Images appear in the records below; leave them out and repeat everything else exactly.

#### [Dataset content]

* Start *

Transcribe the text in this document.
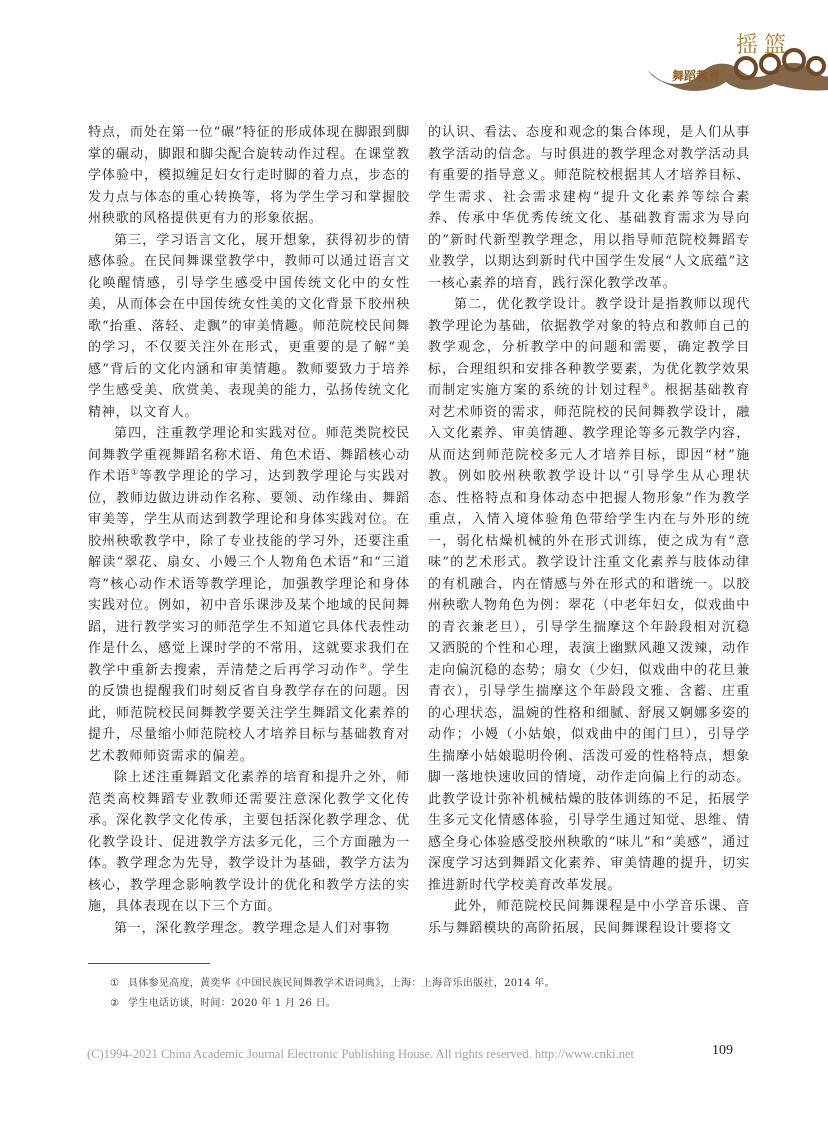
摇篮
舞蹈教育

特点，而处在第一位“碾”特征的形成体现在脚跟到脚掌的碾动，脚跟和脚尖配合旋转动作过程。在课堂教学体验中，模拟缠足妇女行走时脚的着力点，步态的发力点与体态的重心转换等，将为学生学习和掌握胶州秧歌的风格提供更有力的形象依据。

第三，学习语言文化，展开想象，获得初步的情感体验。在民间舞课堂教学中，教师可以通过语言文化唤醒情感，引导学生感受中国传统文化中的女性美，从而体会在中国传统女性美的文化背景下胶州秧歌“抬重、落轻、走飘”的审美情趣。师范院校民间舞的学习，不仅要关注外在形式，更重要的是了解“美感”背后的文化内涵和审美情趣。教师要致力于培养学生感受美、欣赏美、表现美的能力，弘扬传统文化精神，以文育人。

第四，注重教学理论和实践对位。师范类院校民间舞教学重视舞蹈名称术语、角色术语、舞蹈核心动作术语①等教学理论的学习，达到教学理论与实践对位，教师边做边讲动作名称、要领、动作缘由、舞蹈审美等，学生从而达到教学理论和身体实践对位。在胶州秧歌教学中，除了专业技能的学习外，还要注重解读“翠花、扇女、小嫚三个人物角色术语”和“三道弯”核心动作术语等教学理论，加强教学理论和身体实践对位。例如，初中音乐课涉及某个地域的民间舞蹈，进行教学实习的师范学生不知道它具体代表性动作是什么，感觉上课时学的不常用，这就要求我们在教学中重新去搜索，弄清楚之后再学习动作②。学生的反馈也提醒我们时刻反省自身教学存在的问题。因此，师范院校民间舞教学要关注学生舞蹈文化素养的提升，尽量缩小师范院校人才培养目标与基础教育对艺术教师师资需求的偏差。

除上述注重舞蹈文化素养的培育和提升之外，师范类高校舞蹈专业教师还需要注意深化教学文化传承。深化教学文化传承，主要包括深化教学理念、优化教学设计、促进教学方法多元化，三个方面融为一体。教学理念为先导，教学设计为基础，教学方法为核心，教学理念影响教学设计的优化和教学方法的实施，具体表现在以下三个方面。

第一，深化教学理念。教学理念是人们对事物

的认识、看法、态度和观念的集合体现，是人们从事教学活动的信念。与时俱进的教学理念对教学活动具有重要的指导意义。师范院校根据其人才培养目标、学生需求、社会需求建构“提升文化素养等综合素养、传承中华优秀传统文化、基础教育需求为导向的”新时代新型教学理念，用以指导师范院校舞蹈专业教学，以期达到新时代中国学生发展“人文底蕴”这一核心素养的培育，践行深化教学改革。

第二，优化教学设计。教学设计是指教师以现代教学理论为基础，依据教学对象的特点和教师自己的教学观念，分析教学中的问题和需要，确定教学目标，合理组织和安排各种教学要素，为优化教学效果而制定实施方案的系统的计划过程⑤。根据基础教育对艺术师资的需求，师范院校的民间舞教学设计，融入文化素养、审美情趣、教学理论等多元教学内容，从而达到师范院校多元人才培养目标，即因“材”施教。例如胶州秧歌教学设计以“引导学生从心理状态、性格特点和身体动态中把握人物形象”作为教学重点，入情入境体验角色带给学生内在与外形的统一，弱化枯燥机械的外在形式训练，使之成为有“意味”的艺术形式。教学设计注重文化素养与肢体动律的有机融合，内在情感与外在形式的和谐统一。以胶州秧歌人物角色为例：翠花（中老年妇女，似戏曲中的青衣兼老旦），引导学生揣摩这个年龄段相对沉稳又洒脱的个性和心理，表演上幽默风趣又泼辣，动作走向偏沉稳的态势；扇女（少妇，似戏曲中的花旦兼青衣），引导学生揣摩这个年龄段文雅、含蓄、庄重的心理状态，温婉的性格和细腻、舒展又婀娜多姿的动作；小嫚（小姑娘，似戏曲中的闺门旦），引导学生揣摩小姑娘聪明伶俐、活泼可爱的性格特点，想象脚一落地快速收回的情境，动作走向偏上行的动态。此教学设计弥补机械枯燥的肢体训练的不足，拓展学生多元文化情感体验，引导学生通过知觉、思维、情感全身心体验感受胶州秧歌的“味儿”和“美感”，通过深度学习达到舞蹈文化素养、审美情趣的提升，切实推进新时代学校美育改革发展。

此外，师范院校民间舞课程是中小学音乐课、音乐与舞蹈模块的高阶拓展，民间舞课程设计要将文

① 具体参见高度，黄奕华《中国民族民间舞教学术语词典》，上海：上海音乐出版社，2014 年。
② 学生电话访谈，时间：2020 年 1 月 26 日。
(C)1994-2021 China Academic Journal Electronic Publishing House. All rights reserved. http://www.cnki.net	109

* End *

#### [Reply]
Transcribe the text in this document.
摇篮
舞蹈教育

特点，而处在第一位“碾”特征的形成体现在脚跟到脚掌的碾动，脚跟和脚尖配合旋转动作过程。在课堂教学体验中，模拟缠足妇女行走时脚的着力点，步态的发力点与体态的重心转换等，将为学生学习和掌握胶州秧歌的风格提供更有力的形象依据。

第三，学习语言文化，展开想象，获得初步的情感体验。在民间舞课堂教学中，教师可以通过语言文化唤醒情感，引导学生感受中国传统文化中的女性美，从而体会在中国传统女性美的文化背景下胶州秧歌“抬重、落轻、走飘”的审美情趣。师范院校民间舞的学习，不仅要关注外在形式，更重要的是了解“美感”背后的文化内涵和审美情趣。教师要致力于培养学生感受美、欣赏美、表现美的能力，弘扬传统文化精神，以文育人。

第四，注重教学理论和实践对位。师范类院校民间舞教学重视舞蹈名称术语、角色术语、舞蹈核心动作术语①等教学理论的学习，达到教学理论与实践对位，教师边做边讲动作名称、要领、动作缘由、舞蹈审美等，学生从而达到教学理论和身体实践对位。在胶州秧歌教学中，除了专业技能的学习外，还要注重解读“翠花、扇女、小嫚三个人物角色术语”和“三道弯”核心动作术语等教学理论，加强教学理论和身体实践对位。例如，初中音乐课涉及某个地域的民间舞蹈，进行教学实习的师范学生不知道它具体代表性动作是什么，感觉上课时学的不常用，这就要求我们在教学中重新去搜索，弄清楚之后再学习动作②。学生的反馈也提醒我们时刻反省自身教学存在的问题。因此，师范院校民间舞教学要关注学生舞蹈文化素养的提升，尽量缩小师范院校人才培养目标与基础教育对艺术教师师资需求的偏差。

除上述注重舞蹈文化素养的培育和提升之外，师范类高校舞蹈专业教师还需要注意深化教学文化传承。深化教学文化传承，主要包括深化教学理念、优化教学设计、促进教学方法多元化，三个方面融为一体。教学理念为先导，教学设计为基础，教学方法为核心，教学理念影响教学设计的优化和教学方法的实施，具体表现在以下三个方面。

第一，深化教学理念。教学理念是人们对事物

的认识、看法、态度和观念的集合体现，是人们从事教学活动的信念。与时俱进的教学理念对教学活动具有重要的指导意义。师范院校根据其人才培养目标、学生需求、社会需求建构“提升文化素养等综合素养、传承中华优秀传统文化、基础教育需求为导向的”新时代新型教学理念，用以指导师范院校舞蹈专业教学，以期达到新时代中国学生发展“人文底蕴”这一核心素养的培育，践行深化教学改革。

第二，优化教学设计。教学设计是指教师以现代教学理论为基础，依据教学对象的特点和教师自己的教学观念，分析教学中的问题和需要，确定教学目标，合理组织和安排各种教学要素，为优化教学效果而制定实施方案的系统的计划过程⑤。根据基础教育对艺术师资的需求，师范院校的民间舞教学设计，融入文化素养、审美情趣、教学理论等多元教学内容，从而达到师范院校多元人才培养目标，即因“材”施教。例如胶州秧歌教学设计以“引导学生从心理状态、性格特点和身体动态中把握人物形象”作为教学重点，入情入境体验角色带给学生内在与外形的统一，弱化枯燥机械的外在形式训练，使之成为有“意味”的艺术形式。教学设计注重文化素养与肢体动律的有机融合，内在情感与外在形式的和谐统一。以胶州秧歌人物角色为例：翠花（中老年妇女，似戏曲中的青衣兼老旦），引导学生揣摩这个年龄段相对沉稳又洒脱的个性和心理，表演上幽默风趣又泼辣，动作走向偏沉稳的态势；扇女（少妇，似戏曲中的花旦兼青衣），引导学生揣摩这个年龄段文雅、含蓄、庄重的心理状态，温婉的性格和细腻、舒展又婀娜多姿的动作；小嫚（小姑娘，似戏曲中的闺门旦），引导学生揣摩小姑娘聪明伶俐、活泼可爱的性格特点，想象脚一落地快速收回的情境，动作走向偏上行的动态。此教学设计弥补机械枯燥的肢体训练的不足，拓展学生多元文化情感体验，引导学生通过知觉、思维、情感全身心体验感受胶州秧歌的“味儿”和“美感”，通过深度学习达到舞蹈文化素养、审美情趣的提升，切实推进新时代学校美育改革发展。

此外，师范院校民间舞课程是中小学音乐课、音乐与舞蹈模块的高阶拓展，民间舞课程设计要将文

① 具体参见高度，黄奕华《中国民族民间舞教学术语词典》，上海：上海音乐出版社，2014 年。
② 学生电话访谈，时间：2020 年 1 月 26 日。
(C)1994-2021 China Academic Journal Electronic Publishing House. All rights reserved. http://www.cnki.net	109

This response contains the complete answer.